The request:
Everything in the data should be repeated exactly, save for the images.
-- START OF Source records --
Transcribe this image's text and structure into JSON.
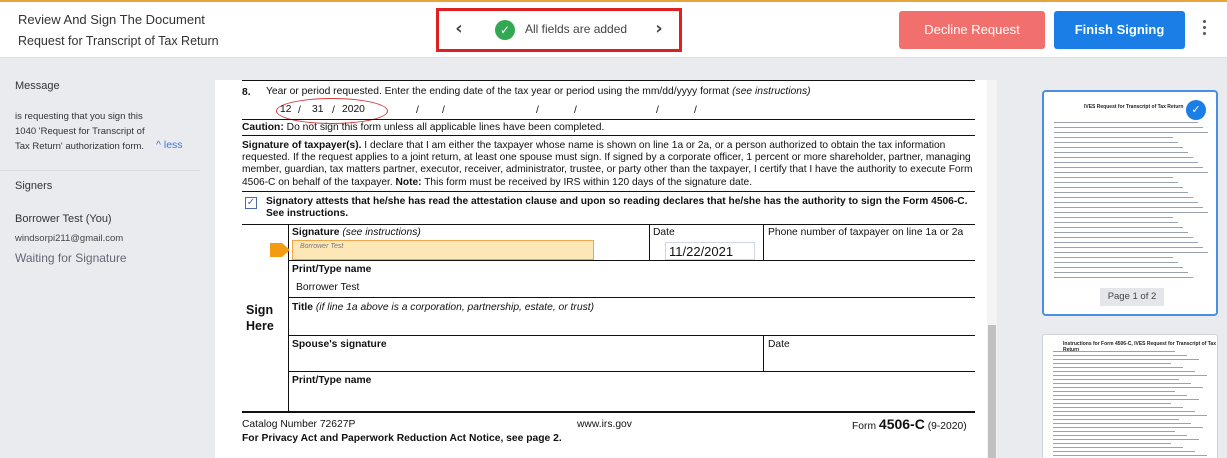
{
  "header": {
    "title": "Review And Sign The Document",
    "subtitle": "Request for Transcript of Tax Return",
    "nav_status": "All fields are added",
    "prev_icon": "chevron-left-icon",
    "next_icon": "chevron-right-icon",
    "decline_label": "Decline Request",
    "finish_label": "Finish Signing",
    "colors": {
      "decline": "#f1706e",
      "finish": "#1a7ee6",
      "status_ok": "#33a852"
    }
  },
  "sidebar": {
    "message_heading": "Message",
    "message_text": "is requesting that you sign this 1040 'Request for Transcript of Tax Return' authorization form.",
    "less_label": "less",
    "signers_heading": "Signers",
    "signer_name": "Borrower Test (You)",
    "signer_email": "windsorpi211@gmail.com",
    "signer_status": "Waiting for Signature"
  },
  "document": {
    "line8_num": "8.",
    "line8_text": "Year or period requested. Enter the ending date of the tax year or period using the mm/dd/yyyy format",
    "line8_note": "(see instructions)",
    "date_month": "12",
    "date_day": "31",
    "date_year": "2020",
    "caution_label": "Caution:",
    "caution_text": "Do not sign this form unless all applicable lines have been completed.",
    "sig_taxpayer_label": "Signature of taxpayer(s).",
    "sig_taxpayer_text": "I declare that I am either the taxpayer whose name is shown on line 1a or 2a, or a person authorized to obtain the tax information requested. If the request applies to a joint return, at least one spouse must sign. If signed by a corporate officer, 1 percent or more shareholder, partner, managing member, guardian, tax matters partner, executor, receiver, administrator, trustee, or party other than the taxpayer, I certify that I have the authority to execute Form 4506-C on behalf of the taxpayer.",
    "note_label": "Note:",
    "note_text": "This form must be received by IRS within 120 days of the signature date.",
    "attest_text": "Signatory attests that he/she has read the attestation clause and upon so reading declares that he/she has the authority to sign the Form 4506-C. See instructions.",
    "attest_checked": true,
    "sign_here_1": "Sign",
    "sign_here_2": "Here",
    "signature_label": "Signature",
    "signature_note": "(see instructions)",
    "signature_value": "Borrower Test",
    "date_label": "Date",
    "date_value": "11/22/2021",
    "phone_label": "Phone number of taxpayer on line 1a or 2a",
    "print_label": "Print/Type name",
    "print_value": "Borrower Test",
    "title_label": "Title",
    "title_note": "(if line 1a above is a corporation, partnership, estate, or trust)",
    "spouse_label": "Spouse's signature",
    "spouse_date_label": "Date",
    "print2_label": "Print/Type name",
    "catalog": "Catalog Number 72627P",
    "website": "www.irs.gov",
    "form_prefix": "Form",
    "form_number": "4506-C",
    "form_date": "(9-2020)",
    "privacy": "For Privacy Act and Paperwork Reduction Act Notice, see page 2."
  },
  "thumbnails": {
    "page1_title": "IVES Request for Transcript of Tax Return",
    "page_label": "Page 1 of 2",
    "page2_title": "Instructions for Form 4506-C, IVES Request for Transcript of Tax Return"
  }
}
-- END OF Source records --
Solution to this task:
Transcribe this image's text and structure into JSON.
{
  "header": {
    "title": "Review And Sign The Document",
    "subtitle": "Request for Transcript of Tax Return",
    "nav_status": "All fields are added",
    "prev_icon": "chevron-left-icon",
    "next_icon": "chevron-right-icon",
    "decline_label": "Decline Request",
    "finish_label": "Finish Signing",
    "colors": {
      "decline": "#f1706e",
      "finish": "#1a7ee6",
      "status_ok": "#33a852"
    }
  },
  "sidebar": {
    "message_heading": "Message",
    "message_text": "is requesting that you sign this 1040 'Request for Transcript of Tax Return' authorization form.",
    "less_label": "less",
    "signers_heading": "Signers",
    "signer_name": "Borrower Test (You)",
    "signer_email": "windsorpi211@gmail.com",
    "signer_status": "Waiting for Signature"
  },
  "document": {
    "line8_num": "8.",
    "line8_text": "Year or period requested. Enter the ending date of the tax year or period using the mm/dd/yyyy format",
    "line8_note": "(see instructions)",
    "date_month": "12",
    "date_day": "31",
    "date_year": "2020",
    "caution_label": "Caution:",
    "caution_text": "Do not sign this form unless all applicable lines have been completed.",
    "sig_taxpayer_label": "Signature of taxpayer(s).",
    "sig_taxpayer_text": "I declare that I am either the taxpayer whose name is shown on line 1a or 2a, or a person authorized to obtain the tax information requested. If the request applies to a joint return, at least one spouse must sign. If signed by a corporate officer, 1 percent or more shareholder, partner, managing member, guardian, tax matters partner, executor, receiver, administrator, trustee, or party other than the taxpayer, I certify that I have the authority to execute Form 4506-C on behalf of the taxpayer.",
    "note_label": "Note:",
    "note_text": "This form must be received by IRS within 120 days of the signature date.",
    "attest_text": "Signatory attests that he/she has read the attestation clause and upon so reading declares that he/she has the authority to sign the Form 4506-C. See instructions.",
    "attest_checked": true,
    "sign_here_1": "Sign",
    "sign_here_2": "Here",
    "signature_label": "Signature",
    "signature_note": "(see instructions)",
    "signature_value": "Borrower Test",
    "date_label": "Date",
    "date_value": "11/22/2021",
    "phone_label": "Phone number of taxpayer on line 1a or 2a",
    "print_label": "Print/Type name",
    "print_value": "Borrower Test",
    "title_label": "Title",
    "title_note": "(if line 1a above is a corporation, partnership, estate, or trust)",
    "spouse_label": "Spouse's signature",
    "spouse_date_label": "Date",
    "print2_label": "Print/Type name",
    "catalog": "Catalog Number 72627P",
    "website": "www.irs.gov",
    "form_prefix": "Form",
    "form_number": "4506-C",
    "form_date": "(9-2020)",
    "privacy": "For Privacy Act and Paperwork Reduction Act Notice, see page 2."
  },
  "thumbnails": {
    "page1_title": "IVES Request for Transcript of Tax Return",
    "page_label": "Page 1 of 2",
    "page2_title": "Instructions for Form 4506-C, IVES Request for Transcript of Tax Return"
  }
}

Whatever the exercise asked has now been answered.